Written exercise:
Can you quote the records below in full, word for word?

Input:
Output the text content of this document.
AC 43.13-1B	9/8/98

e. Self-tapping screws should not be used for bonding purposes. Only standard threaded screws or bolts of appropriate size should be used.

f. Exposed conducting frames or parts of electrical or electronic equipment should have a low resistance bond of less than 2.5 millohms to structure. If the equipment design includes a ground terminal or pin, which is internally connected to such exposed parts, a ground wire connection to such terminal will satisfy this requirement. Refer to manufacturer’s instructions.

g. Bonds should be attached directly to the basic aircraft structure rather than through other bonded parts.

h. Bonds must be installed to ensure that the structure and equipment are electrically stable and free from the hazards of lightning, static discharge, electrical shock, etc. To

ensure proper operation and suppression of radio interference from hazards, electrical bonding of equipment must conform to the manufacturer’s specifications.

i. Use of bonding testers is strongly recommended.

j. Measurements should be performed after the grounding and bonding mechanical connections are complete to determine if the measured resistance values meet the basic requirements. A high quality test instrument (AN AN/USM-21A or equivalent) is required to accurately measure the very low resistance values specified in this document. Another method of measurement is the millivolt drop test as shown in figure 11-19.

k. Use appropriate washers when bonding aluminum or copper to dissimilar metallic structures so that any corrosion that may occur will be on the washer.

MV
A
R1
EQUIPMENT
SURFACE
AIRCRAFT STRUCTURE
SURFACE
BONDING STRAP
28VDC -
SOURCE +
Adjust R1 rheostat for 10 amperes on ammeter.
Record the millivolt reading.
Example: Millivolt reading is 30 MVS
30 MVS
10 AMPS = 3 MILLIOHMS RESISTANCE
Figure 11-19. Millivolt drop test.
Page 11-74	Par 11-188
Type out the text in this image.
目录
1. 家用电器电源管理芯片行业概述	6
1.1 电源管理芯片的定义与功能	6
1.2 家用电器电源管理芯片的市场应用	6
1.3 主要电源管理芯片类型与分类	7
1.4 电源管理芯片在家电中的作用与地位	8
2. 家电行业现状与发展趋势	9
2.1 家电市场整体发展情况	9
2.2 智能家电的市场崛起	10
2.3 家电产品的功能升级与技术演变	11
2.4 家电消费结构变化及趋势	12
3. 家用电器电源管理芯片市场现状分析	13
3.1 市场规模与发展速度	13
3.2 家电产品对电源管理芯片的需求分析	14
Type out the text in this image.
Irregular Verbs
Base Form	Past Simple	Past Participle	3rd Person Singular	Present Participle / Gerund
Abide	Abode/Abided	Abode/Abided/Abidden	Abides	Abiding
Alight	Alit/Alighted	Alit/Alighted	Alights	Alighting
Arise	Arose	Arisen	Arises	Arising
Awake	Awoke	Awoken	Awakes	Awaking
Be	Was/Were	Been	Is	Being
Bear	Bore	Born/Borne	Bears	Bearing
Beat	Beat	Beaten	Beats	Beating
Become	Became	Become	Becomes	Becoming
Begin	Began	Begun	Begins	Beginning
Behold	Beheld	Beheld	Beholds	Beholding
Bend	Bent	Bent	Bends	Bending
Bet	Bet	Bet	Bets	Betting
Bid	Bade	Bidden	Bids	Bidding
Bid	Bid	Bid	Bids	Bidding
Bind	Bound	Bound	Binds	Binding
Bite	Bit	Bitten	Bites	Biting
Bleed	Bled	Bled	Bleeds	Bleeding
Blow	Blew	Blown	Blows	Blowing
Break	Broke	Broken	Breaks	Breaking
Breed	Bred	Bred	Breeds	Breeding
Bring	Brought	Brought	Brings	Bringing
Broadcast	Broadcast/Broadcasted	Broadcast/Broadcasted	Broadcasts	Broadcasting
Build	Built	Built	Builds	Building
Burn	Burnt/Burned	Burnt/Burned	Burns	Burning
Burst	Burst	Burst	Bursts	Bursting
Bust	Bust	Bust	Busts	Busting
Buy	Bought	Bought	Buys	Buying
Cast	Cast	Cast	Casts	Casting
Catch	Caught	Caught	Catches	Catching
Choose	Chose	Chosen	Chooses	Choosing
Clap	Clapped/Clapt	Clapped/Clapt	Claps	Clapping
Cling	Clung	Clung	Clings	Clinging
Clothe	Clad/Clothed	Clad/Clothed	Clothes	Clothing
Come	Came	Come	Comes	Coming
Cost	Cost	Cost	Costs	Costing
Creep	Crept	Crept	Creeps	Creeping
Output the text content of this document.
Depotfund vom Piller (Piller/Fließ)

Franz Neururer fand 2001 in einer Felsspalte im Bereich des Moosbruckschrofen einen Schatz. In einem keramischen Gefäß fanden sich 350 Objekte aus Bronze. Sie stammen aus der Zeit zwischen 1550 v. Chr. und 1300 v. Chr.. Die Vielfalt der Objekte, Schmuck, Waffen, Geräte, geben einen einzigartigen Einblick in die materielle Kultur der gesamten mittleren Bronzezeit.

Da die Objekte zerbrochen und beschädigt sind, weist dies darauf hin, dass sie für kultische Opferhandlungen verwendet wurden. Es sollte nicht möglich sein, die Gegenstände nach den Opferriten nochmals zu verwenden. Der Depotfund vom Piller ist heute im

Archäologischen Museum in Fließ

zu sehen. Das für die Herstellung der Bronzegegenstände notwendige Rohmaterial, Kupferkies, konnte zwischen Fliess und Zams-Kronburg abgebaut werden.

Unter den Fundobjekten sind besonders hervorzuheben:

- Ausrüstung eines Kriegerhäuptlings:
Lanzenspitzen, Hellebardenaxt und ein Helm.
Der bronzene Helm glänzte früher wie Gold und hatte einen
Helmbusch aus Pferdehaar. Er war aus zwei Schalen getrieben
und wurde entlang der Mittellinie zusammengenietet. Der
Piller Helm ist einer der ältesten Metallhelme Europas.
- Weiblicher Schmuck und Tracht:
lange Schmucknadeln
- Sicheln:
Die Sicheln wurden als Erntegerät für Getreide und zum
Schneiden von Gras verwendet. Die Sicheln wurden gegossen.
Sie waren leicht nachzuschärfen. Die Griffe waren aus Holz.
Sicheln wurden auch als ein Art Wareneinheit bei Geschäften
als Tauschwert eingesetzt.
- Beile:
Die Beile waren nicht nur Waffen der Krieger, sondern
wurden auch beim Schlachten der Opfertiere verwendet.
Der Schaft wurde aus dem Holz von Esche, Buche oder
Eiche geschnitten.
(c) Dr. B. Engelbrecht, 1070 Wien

Exercise result:
Output the text content of this document.
AC 43.13-1B	9/8/98

e. Self-tapping screws should not be used for bonding purposes. Only standard threaded screws or bolts of appropriate size should be used.

f. Exposed conducting frames or parts of electrical or electronic equipment should have a low resistance bond of less than 2.5 millohms to structure. If the equipment design includes a ground terminal or pin, which is internally connected to such exposed parts, a ground wire connection to such terminal will satisfy this requirement. Refer to manufacturer’s instructions.

g. Bonds should be attached directly to the basic aircraft structure rather than through other bonded parts.

h. Bonds must be installed to ensure that the structure and equipment are electrically stable and free from the hazards of lightning, static discharge, electrical shock, etc. To

ensure proper operation and suppression of radio interference from hazards, electrical bonding of equipment must conform to the manufacturer’s specifications.

i. Use of bonding testers is strongly recommended.

j. Measurements should be performed after the grounding and bonding mechanical connections are complete to determine if the measured resistance values meet the basic requirements. A high quality test instrument (AN AN/USM-21A or equivalent) is required to accurately measure the very low resistance values specified in this document. Another method of measurement is the millivolt drop test as shown in figure 11-19.

k. Use appropriate washers when bonding aluminum or copper to dissimilar metallic structures so that any corrosion that may occur will be on the washer.

MV
A
R1
EQUIPMENT
SURFACE
AIRCRAFT STRUCTURE
SURFACE
BONDING STRAP
28VDC -
SOURCE +
Adjust R1 rheostat for 10 amperes on ammeter.
Record the millivolt reading.
Example: Millivolt reading is 30 MVS
30 MVS
10 AMPS = 3 MILLIOHMS RESISTANCE
Figure 11-19. Millivolt drop test.
Page 11-74	Par 11-188
Type out the text in this image.
目录
1. 家用电器电源管理芯片行业概述	6
1.1 电源管理芯片的定义与功能	6
1.2 家用电器电源管理芯片的市场应用	6
1.3 主要电源管理芯片类型与分类	7
1.4 电源管理芯片在家电中的作用与地位	8
2. 家电行业现状与发展趋势	9
2.1 家电市场整体发展情况	9
2.2 智能家电的市场崛起	10
2.3 家电产品的功能升级与技术演变	11
2.4 家电消费结构变化及趋势	12
3. 家用电器电源管理芯片市场现状分析	13
3.1 市场规模与发展速度	13
3.2 家电产品对电源管理芯片的需求分析	14
Type out the text in this image.
Irregular Verbs
Base Form	Past Simple	Past Participle	3rd Person Singular	Present Participle / Gerund
Abide	Abode/Abided	Abode/Abided/Abidden	Abides	Abiding
Alight	Alit/Alighted	Alit/Alighted	Alights	Alighting
Arise	Arose	Arisen	Arises	Arising
Awake	Awoke	Awoken	Awakes	Awaking
Be	Was/Were	Been	Is	Being
Bear	Bore	Born/Borne	Bears	Bearing
Beat	Beat	Beaten	Beats	Beating
Become	Became	Become	Becomes	Becoming
Begin	Began	Begun	Begins	Beginning
Behold	Beheld	Beheld	Beholds	Beholding
Bend	Bent	Bent	Bends	Bending
Bet	Bet	Bet	Bets	Betting
Bid	Bade	Bidden	Bids	Bidding
Bid	Bid	Bid	Bids	Bidding
Bind	Bound	Bound	Binds	Binding
Bite	Bit	Bitten	Bites	Biting
Bleed	Bled	Bled	Bleeds	Bleeding
Blow	Blew	Blown	Blows	Blowing
Break	Broke	Broken	Breaks	Breaking
Breed	Bred	Bred	Breeds	Breeding
Bring	Brought	Brought	Brings	Bringing
Broadcast	Broadcast/Broadcasted	Broadcast/Broadcasted	Broadcasts	Broadcasting
Build	Built	Built	Builds	Building
Burn	Burnt/Burned	Burnt/Burned	Burns	Burning
Burst	Burst	Burst	Bursts	Bursting
Bust	Bust	Bust	Busts	Busting
Buy	Bought	Bought	Buys	Buying
Cast	Cast	Cast	Casts	Casting
Catch	Caught	Caught	Catches	Catching
Choose	Chose	Chosen	Chooses	Choosing
Clap	Clapped/Clapt	Clapped/Clapt	Claps	Clapping
Cling	Clung	Clung	Clings	Clinging
Clothe	Clad/Clothed	Clad/Clothed	Clothes	Clothing
Come	Came	Come	Comes	Coming
Cost	Cost	Cost	Costs	Costing
Creep	Crept	Crept	Creeps	Creeping
Output the text content of this document.
Depotfund vom Piller (Piller/Fließ)

Franz Neururer fand 2001 in einer Felsspalte im Bereich des Moosbruckschrofen einen Schatz. In einem keramischen Gefäß fanden sich 350 Objekte aus Bronze. Sie stammen aus der Zeit zwischen 1550 v. Chr. und 1300 v. Chr.. Die Vielfalt der Objekte, Schmuck, Waffen, Geräte, geben einen einzigartigen Einblick in die materielle Kultur der gesamten mittleren Bronzezeit.

Da die Objekte zerbrochen und beschädigt sind, weist dies darauf hin, dass sie für kultische Opferhandlungen verwendet wurden. Es sollte nicht möglich sein, die Gegenstände nach den Opferriten nochmals zu verwenden. Der Depotfund vom Piller ist heute im

Archäologischen Museum in Fließ

zu sehen. Das für die Herstellung der Bronzegegenstände notwendige Rohmaterial, Kupferkies, konnte zwischen Fliess und Zams-Kronburg abgebaut werden.

Unter den Fundobjekten sind besonders hervorzuheben:

- Ausrüstung eines Kriegerhäuptlings:
Lanzenspitzen, Hellebardenaxt und ein Helm.
Der bronzene Helm glänzte früher wie Gold und hatte einen
Helmbusch aus Pferdehaar. Er war aus zwei Schalen getrieben
und wurde entlang der Mittellinie zusammengenietet. Der
Piller Helm ist einer der ältesten Metallhelme Europas.
- Weiblicher Schmuck und Tracht:
lange Schmucknadeln
- Sicheln:
Die Sicheln wurden als Erntegerät für Getreide und zum
Schneiden von Gras verwendet. Die Sicheln wurden gegossen.
Sie waren leicht nachzuschärfen. Die Griffe waren aus Holz.
Sicheln wurden auch als ein Art Wareneinheit bei Geschäften
als Tauschwert eingesetzt.
- Beile:
Die Beile waren nicht nur Waffen der Krieger, sondern
wurden auch beim Schlachten der Opfertiere verwendet.
Der Schaft wurde aus dem Holz von Esche, Buche oder
Eiche geschnitten.
(c) Dr. B. Engelbrecht, 1070 Wien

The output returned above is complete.